■ INFORMATION SHOWN
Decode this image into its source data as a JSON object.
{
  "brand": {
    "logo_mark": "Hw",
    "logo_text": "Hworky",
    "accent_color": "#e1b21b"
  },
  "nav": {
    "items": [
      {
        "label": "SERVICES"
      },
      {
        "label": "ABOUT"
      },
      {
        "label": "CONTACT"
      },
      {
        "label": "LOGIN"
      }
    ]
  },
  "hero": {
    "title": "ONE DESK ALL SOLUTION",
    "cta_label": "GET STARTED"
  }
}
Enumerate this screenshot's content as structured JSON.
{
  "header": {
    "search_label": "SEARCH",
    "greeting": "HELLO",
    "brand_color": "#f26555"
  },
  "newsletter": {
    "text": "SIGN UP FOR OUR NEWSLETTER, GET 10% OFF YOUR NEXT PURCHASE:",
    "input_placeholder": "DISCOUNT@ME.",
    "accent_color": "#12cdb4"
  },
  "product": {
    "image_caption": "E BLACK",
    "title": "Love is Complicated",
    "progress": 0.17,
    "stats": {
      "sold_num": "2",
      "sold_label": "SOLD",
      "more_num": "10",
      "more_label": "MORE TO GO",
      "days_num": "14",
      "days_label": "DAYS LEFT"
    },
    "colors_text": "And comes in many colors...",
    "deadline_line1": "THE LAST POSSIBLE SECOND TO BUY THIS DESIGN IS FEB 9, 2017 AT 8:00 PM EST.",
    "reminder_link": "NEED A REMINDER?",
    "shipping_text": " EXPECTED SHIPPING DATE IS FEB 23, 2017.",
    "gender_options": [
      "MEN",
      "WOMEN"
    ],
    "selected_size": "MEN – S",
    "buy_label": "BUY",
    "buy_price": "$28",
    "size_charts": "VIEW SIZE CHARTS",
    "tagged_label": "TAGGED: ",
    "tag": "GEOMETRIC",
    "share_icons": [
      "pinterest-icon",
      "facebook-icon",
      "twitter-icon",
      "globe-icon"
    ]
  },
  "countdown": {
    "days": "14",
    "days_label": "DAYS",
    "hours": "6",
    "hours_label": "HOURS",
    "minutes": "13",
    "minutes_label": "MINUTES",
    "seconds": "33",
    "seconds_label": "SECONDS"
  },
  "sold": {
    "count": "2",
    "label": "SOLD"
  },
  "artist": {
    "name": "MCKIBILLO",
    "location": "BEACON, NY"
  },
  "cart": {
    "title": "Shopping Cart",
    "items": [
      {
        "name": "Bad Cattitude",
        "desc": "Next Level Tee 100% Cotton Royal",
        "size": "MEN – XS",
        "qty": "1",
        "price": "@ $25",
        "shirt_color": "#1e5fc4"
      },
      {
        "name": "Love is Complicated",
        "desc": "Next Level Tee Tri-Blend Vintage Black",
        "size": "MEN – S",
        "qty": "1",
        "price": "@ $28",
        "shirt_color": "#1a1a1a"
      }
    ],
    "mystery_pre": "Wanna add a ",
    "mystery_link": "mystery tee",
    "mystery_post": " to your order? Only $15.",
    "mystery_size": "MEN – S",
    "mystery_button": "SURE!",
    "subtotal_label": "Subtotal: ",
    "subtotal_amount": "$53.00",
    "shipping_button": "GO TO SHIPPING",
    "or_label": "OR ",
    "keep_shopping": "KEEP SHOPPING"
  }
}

■ OBJECTIVE
Reproduce each entry exactly, leaving out nothing.

■ THE ANSWER
Decode this image into its source data as a JSON object.
{
  "brand": {
    "logo_mark": "Hw",
    "logo_text": "Hworky",
    "accent_color": "#e1b21b"
  },
  "nav": {
    "items": [
      {
        "label": "SERVICES"
      },
      {
        "label": "ABOUT"
      },
      {
        "label": "CONTACT"
      },
      {
        "label": "LOGIN"
      }
    ]
  },
  "hero": {
    "title": "ONE DESK ALL SOLUTION",
    "cta_label": "GET STARTED"
  }
}
Enumerate this screenshot's content as structured JSON.
{
  "header": {
    "search_label": "SEARCH",
    "greeting": "HELLO",
    "brand_color": "#f26555"
  },
  "newsletter": {
    "text": "SIGN UP FOR OUR NEWSLETTER, GET 10% OFF YOUR NEXT PURCHASE:",
    "input_placeholder": "DISCOUNT@ME.",
    "accent_color": "#12cdb4"
  },
  "product": {
    "image_caption": "E BLACK",
    "title": "Love is Complicated",
    "progress": 0.17,
    "stats": {
      "sold_num": "2",
      "sold_label": "SOLD",
      "more_num": "10",
      "more_label": "MORE TO GO",
      "days_num": "14",
      "days_label": "DAYS LEFT"
    },
    "colors_text": "And comes in many colors...",
    "deadline_line1": "THE LAST POSSIBLE SECOND TO BUY THIS DESIGN IS FEB 9, 2017 AT 8:00 PM EST.",
    "reminder_link": "NEED A REMINDER?",
    "shipping_text": " EXPECTED SHIPPING DATE IS FEB 23, 2017.",
    "gender_options": [
      "MEN",
      "WOMEN"
    ],
    "selected_size": "MEN – S",
    "buy_label": "BUY",
    "buy_price": "$28",
    "size_charts": "VIEW SIZE CHARTS",
    "tagged_label": "TAGGED: ",
    "tag": "GEOMETRIC",
    "share_icons": [
      "pinterest-icon",
      "facebook-icon",
      "twitter-icon",
      "globe-icon"
    ]
  },
  "countdown": {
    "days": "14",
    "days_label": "DAYS",
    "hours": "6",
    "hours_label": "HOURS",
    "minutes": "13",
    "minutes_label": "MINUTES",
    "seconds": "33",
    "seconds_label": "SECONDS"
  },
  "sold": {
    "count": "2",
    "label": "SOLD"
  },
  "artist": {
    "name": "MCKIBILLO",
    "location": "BEACON, NY"
  },
  "cart": {
    "title": "Shopping Cart",
    "items": [
      {
        "name": "Bad Cattitude",
        "desc": "Next Level Tee 100% Cotton Royal",
        "size": "MEN – XS",
        "qty": "1",
        "price": "@ $25",
        "shirt_color": "#1e5fc4"
      },
      {
        "name": "Love is Complicated",
        "desc": "Next Level Tee Tri-Blend Vintage Black",
        "size": "MEN – S",
        "qty": "1",
        "price": "@ $28",
        "shirt_color": "#1a1a1a"
      }
    ],
    "mystery_pre": "Wanna add a ",
    "mystery_link": "mystery tee",
    "mystery_post": " to your order? Only $15.",
    "mystery_size": "MEN – S",
    "mystery_button": "SURE!",
    "subtotal_label": "Subtotal: ",
    "subtotal_amount": "$53.00",
    "shipping_button": "GO TO SHIPPING",
    "or_label": "OR ",
    "keep_shopping": "KEEP SHOPPING"
  }
}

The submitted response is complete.